*Given task*.
Repeat the lines below exactly as they appear, but leave out the images.

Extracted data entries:
________________________________________

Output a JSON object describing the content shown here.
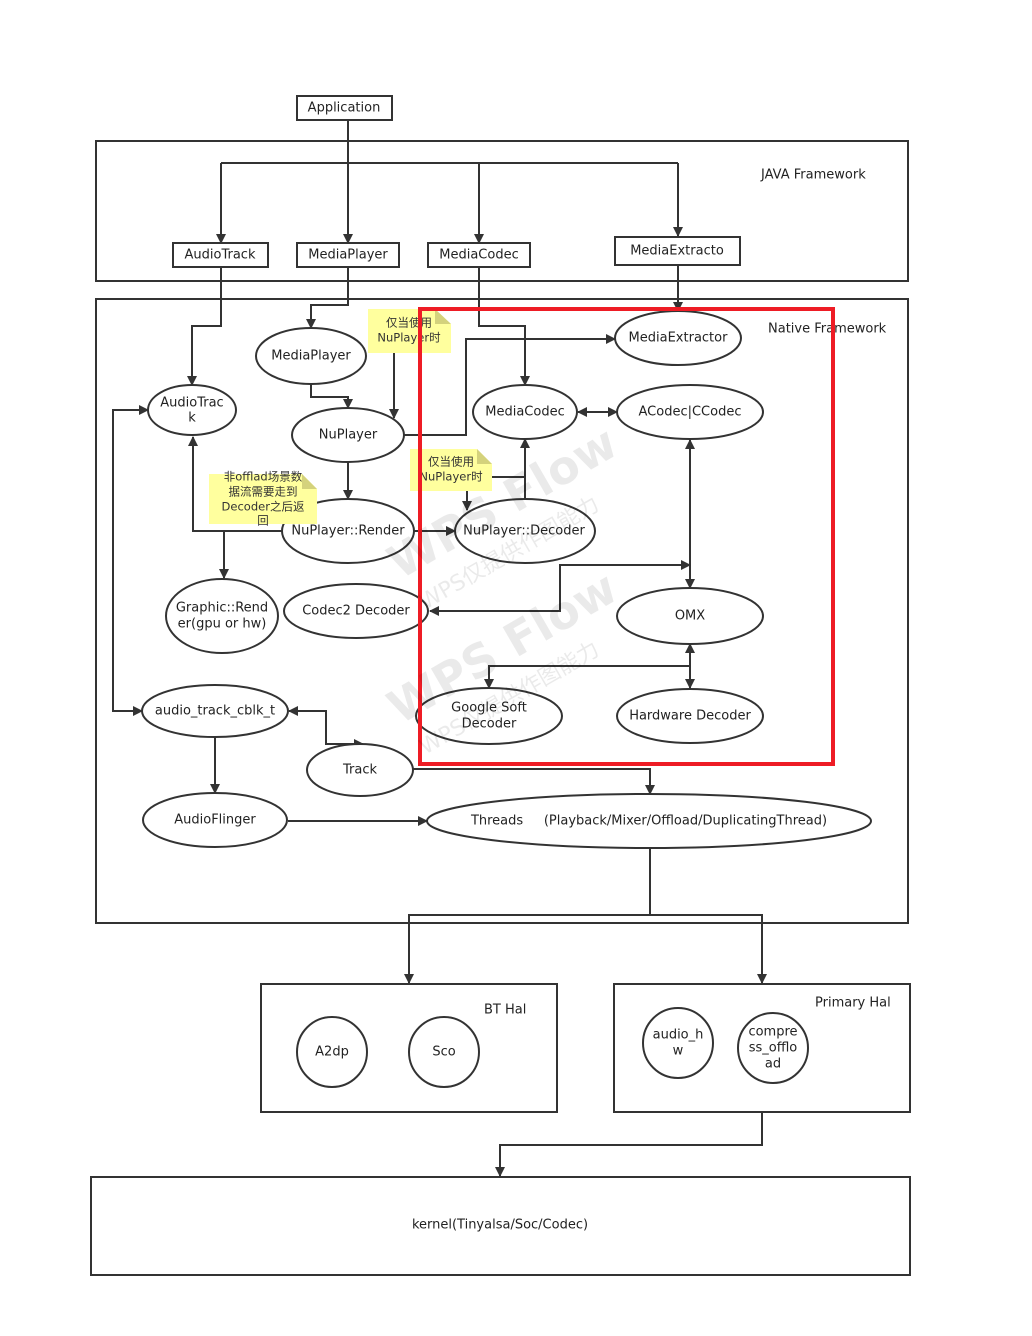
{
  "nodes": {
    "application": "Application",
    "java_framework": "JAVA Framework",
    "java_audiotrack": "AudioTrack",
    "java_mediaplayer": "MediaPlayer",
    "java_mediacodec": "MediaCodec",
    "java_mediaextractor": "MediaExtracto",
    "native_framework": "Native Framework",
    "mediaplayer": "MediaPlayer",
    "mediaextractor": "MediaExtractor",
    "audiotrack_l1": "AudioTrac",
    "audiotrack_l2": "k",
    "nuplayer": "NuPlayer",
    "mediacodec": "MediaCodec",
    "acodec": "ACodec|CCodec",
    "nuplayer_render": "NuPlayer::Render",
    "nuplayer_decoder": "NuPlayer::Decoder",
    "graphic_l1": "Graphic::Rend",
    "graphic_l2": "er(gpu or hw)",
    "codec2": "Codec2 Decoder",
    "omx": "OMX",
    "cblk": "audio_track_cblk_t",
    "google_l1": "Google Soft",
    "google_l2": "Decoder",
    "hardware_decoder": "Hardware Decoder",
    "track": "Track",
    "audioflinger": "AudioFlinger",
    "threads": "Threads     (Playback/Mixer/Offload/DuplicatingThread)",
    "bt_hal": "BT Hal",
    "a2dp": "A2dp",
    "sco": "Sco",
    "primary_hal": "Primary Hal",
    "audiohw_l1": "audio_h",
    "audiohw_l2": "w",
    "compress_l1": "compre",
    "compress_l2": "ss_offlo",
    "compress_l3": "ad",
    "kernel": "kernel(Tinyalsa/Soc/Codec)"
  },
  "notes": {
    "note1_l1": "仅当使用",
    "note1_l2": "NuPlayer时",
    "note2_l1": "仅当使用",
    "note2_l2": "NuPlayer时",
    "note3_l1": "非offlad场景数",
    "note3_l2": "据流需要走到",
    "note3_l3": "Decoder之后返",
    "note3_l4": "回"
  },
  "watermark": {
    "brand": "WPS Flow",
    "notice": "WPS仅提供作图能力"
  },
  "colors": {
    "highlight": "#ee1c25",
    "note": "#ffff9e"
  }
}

________________________________________

*Written response*.
Output a JSON object describing the content shown here.
{
  "nodes": {
    "application": "Application",
    "java_framework": "JAVA Framework",
    "java_audiotrack": "AudioTrack",
    "java_mediaplayer": "MediaPlayer",
    "java_mediacodec": "MediaCodec",
    "java_mediaextractor": "MediaExtracto",
    "native_framework": "Native Framework",
    "mediaplayer": "MediaPlayer",
    "mediaextractor": "MediaExtractor",
    "audiotrack_l1": "AudioTrac",
    "audiotrack_l2": "k",
    "nuplayer": "NuPlayer",
    "mediacodec": "MediaCodec",
    "acodec": "ACodec|CCodec",
    "nuplayer_render": "NuPlayer::Render",
    "nuplayer_decoder": "NuPlayer::Decoder",
    "graphic_l1": "Graphic::Rend",
    "graphic_l2": "er(gpu or hw)",
    "codec2": "Codec2 Decoder",
    "omx": "OMX",
    "cblk": "audio_track_cblk_t",
    "google_l1": "Google Soft",
    "google_l2": "Decoder",
    "hardware_decoder": "Hardware Decoder",
    "track": "Track",
    "audioflinger": "AudioFlinger",
    "threads": "Threads     (Playback/Mixer/Offload/DuplicatingThread)",
    "bt_hal": "BT Hal",
    "a2dp": "A2dp",
    "sco": "Sco",
    "primary_hal": "Primary Hal",
    "audiohw_l1": "audio_h",
    "audiohw_l2": "w",
    "compress_l1": "compre",
    "compress_l2": "ss_offlo",
    "compress_l3": "ad",
    "kernel": "kernel(Tinyalsa/Soc/Codec)"
  },
  "notes": {
    "note1_l1": "仅当使用",
    "note1_l2": "NuPlayer时",
    "note2_l1": "仅当使用",
    "note2_l2": "NuPlayer时",
    "note3_l1": "非offlad场景数",
    "note3_l2": "据流需要走到",
    "note3_l3": "Decoder之后返",
    "note3_l4": "回"
  },
  "watermark": {
    "brand": "WPS Flow",
    "notice": "WPS仅提供作图能力"
  },
  "colors": {
    "highlight": "#ee1c25",
    "note": "#ffff9e"
  }
}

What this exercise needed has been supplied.